YOUR TASK
Copy out each line of the material below that holds the string "name".

DATA SUPPLIED
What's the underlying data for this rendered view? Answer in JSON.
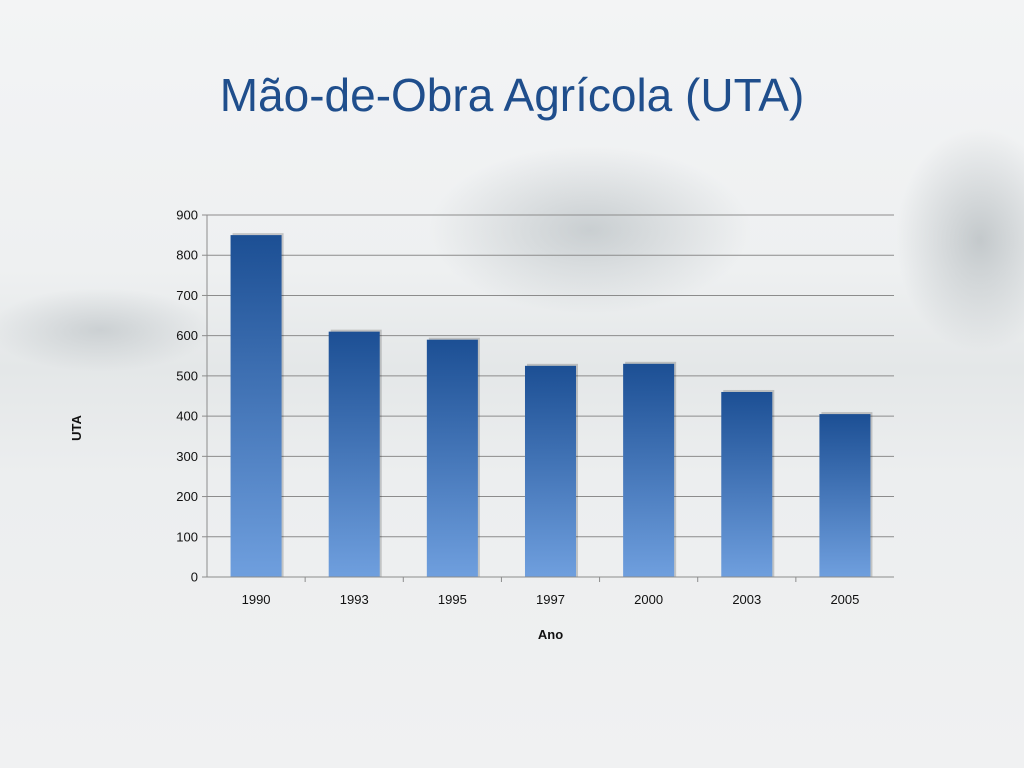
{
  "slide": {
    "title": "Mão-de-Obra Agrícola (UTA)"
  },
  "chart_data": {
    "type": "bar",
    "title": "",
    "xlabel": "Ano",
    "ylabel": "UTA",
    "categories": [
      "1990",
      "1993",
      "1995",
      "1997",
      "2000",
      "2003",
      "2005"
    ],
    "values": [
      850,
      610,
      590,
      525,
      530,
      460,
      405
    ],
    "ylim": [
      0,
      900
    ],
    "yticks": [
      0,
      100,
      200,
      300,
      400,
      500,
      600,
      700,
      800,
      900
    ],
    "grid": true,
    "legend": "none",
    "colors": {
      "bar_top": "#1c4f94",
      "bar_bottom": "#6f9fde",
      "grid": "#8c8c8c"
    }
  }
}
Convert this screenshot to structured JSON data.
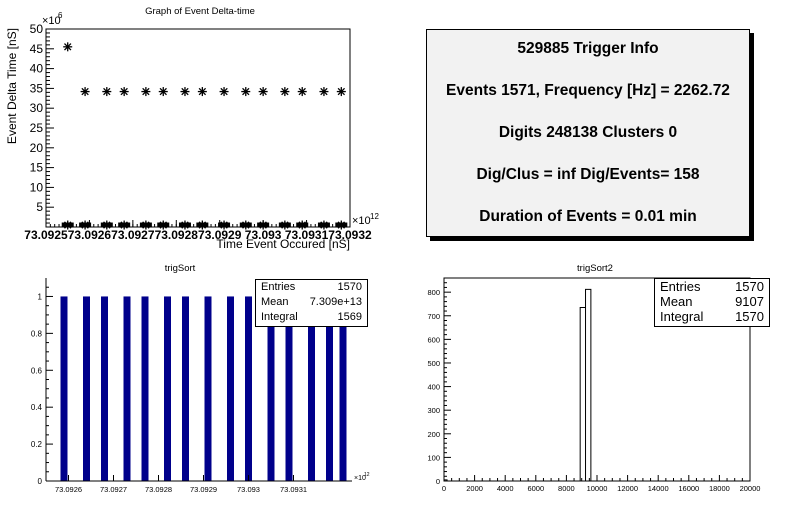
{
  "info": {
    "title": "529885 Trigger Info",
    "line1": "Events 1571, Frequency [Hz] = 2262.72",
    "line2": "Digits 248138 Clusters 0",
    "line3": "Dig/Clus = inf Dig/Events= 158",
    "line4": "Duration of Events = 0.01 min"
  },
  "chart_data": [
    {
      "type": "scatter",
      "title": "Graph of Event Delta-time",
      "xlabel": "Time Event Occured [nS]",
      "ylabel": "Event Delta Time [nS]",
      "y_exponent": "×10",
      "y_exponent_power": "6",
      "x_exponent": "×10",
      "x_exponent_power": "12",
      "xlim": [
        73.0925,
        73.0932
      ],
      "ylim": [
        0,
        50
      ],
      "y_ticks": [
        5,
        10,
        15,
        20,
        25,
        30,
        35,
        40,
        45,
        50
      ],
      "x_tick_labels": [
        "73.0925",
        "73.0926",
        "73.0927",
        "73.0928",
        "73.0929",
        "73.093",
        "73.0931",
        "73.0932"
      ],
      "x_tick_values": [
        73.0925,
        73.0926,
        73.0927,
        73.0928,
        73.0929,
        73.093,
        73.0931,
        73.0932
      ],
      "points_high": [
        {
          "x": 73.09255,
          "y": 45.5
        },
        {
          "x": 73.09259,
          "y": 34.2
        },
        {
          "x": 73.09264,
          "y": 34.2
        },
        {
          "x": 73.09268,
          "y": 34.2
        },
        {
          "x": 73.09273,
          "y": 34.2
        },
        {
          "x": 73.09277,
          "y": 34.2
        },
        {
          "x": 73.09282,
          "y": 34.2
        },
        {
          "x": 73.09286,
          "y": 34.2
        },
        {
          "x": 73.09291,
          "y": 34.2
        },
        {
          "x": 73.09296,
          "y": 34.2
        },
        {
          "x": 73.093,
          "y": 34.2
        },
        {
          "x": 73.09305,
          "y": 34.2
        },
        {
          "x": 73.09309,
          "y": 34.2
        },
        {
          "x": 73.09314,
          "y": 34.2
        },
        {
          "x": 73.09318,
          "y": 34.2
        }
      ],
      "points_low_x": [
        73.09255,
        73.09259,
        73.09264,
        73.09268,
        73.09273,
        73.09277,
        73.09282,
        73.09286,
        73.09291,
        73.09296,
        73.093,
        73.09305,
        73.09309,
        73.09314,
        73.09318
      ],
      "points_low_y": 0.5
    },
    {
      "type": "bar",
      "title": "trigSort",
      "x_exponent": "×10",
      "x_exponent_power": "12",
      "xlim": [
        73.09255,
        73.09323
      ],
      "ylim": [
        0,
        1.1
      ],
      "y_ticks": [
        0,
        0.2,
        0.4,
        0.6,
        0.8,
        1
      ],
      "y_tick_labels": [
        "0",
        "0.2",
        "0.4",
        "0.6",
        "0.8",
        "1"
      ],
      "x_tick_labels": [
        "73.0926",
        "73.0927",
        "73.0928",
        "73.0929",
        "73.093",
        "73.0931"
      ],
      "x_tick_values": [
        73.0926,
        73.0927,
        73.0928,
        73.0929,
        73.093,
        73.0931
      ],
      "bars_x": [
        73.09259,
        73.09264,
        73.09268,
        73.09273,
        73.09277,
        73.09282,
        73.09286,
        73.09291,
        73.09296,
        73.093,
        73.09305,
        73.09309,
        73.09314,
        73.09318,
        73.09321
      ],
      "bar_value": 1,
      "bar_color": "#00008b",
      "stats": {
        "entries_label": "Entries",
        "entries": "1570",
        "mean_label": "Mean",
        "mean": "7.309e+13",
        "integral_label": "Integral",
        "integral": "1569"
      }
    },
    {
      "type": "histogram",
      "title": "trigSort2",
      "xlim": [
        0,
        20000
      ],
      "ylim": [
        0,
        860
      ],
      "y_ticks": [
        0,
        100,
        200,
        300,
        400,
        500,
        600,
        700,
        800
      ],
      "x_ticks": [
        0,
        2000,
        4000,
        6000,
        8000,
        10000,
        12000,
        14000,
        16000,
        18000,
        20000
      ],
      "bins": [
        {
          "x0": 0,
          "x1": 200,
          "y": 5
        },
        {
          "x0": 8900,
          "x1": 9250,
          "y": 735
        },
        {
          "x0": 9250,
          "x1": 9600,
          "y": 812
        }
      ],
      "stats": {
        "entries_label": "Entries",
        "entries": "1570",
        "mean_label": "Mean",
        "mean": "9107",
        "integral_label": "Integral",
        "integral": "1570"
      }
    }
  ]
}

--

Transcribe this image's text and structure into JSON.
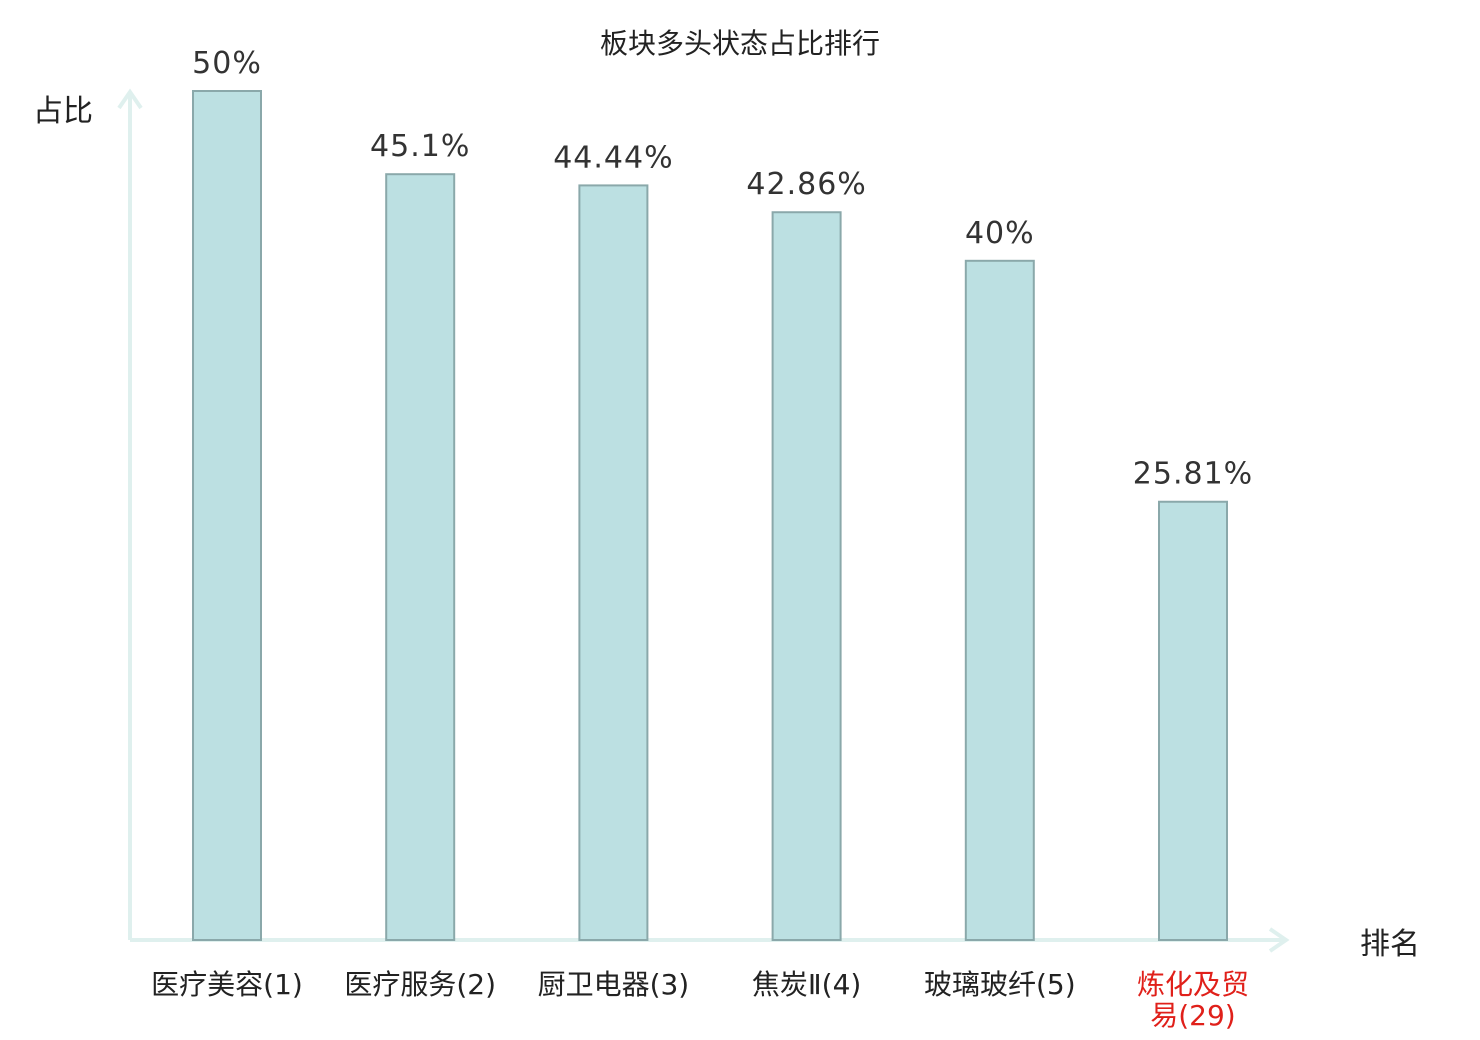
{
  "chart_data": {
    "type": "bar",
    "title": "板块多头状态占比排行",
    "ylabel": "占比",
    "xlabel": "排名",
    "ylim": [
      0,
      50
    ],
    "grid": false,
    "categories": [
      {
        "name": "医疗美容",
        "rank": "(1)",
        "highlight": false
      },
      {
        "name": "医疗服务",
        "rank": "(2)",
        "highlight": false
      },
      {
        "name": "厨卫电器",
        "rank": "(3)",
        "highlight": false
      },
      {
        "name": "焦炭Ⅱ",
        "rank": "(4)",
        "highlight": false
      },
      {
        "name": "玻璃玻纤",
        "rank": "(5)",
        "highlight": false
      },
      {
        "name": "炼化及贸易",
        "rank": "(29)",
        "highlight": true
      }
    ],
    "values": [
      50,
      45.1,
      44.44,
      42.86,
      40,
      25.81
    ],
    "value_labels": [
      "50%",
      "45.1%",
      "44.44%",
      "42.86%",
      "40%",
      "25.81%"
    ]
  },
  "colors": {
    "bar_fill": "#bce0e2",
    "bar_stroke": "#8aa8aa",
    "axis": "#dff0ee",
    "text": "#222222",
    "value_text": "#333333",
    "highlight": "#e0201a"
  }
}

RESPONSE BELOW
        "name": "医疗美容",
        "name": "医疗服务",
        "name": "厨卫电器",
        "name": "焦炭Ⅱ",
        "name": "玻璃玻纤",
        "name": "炼化及贸易",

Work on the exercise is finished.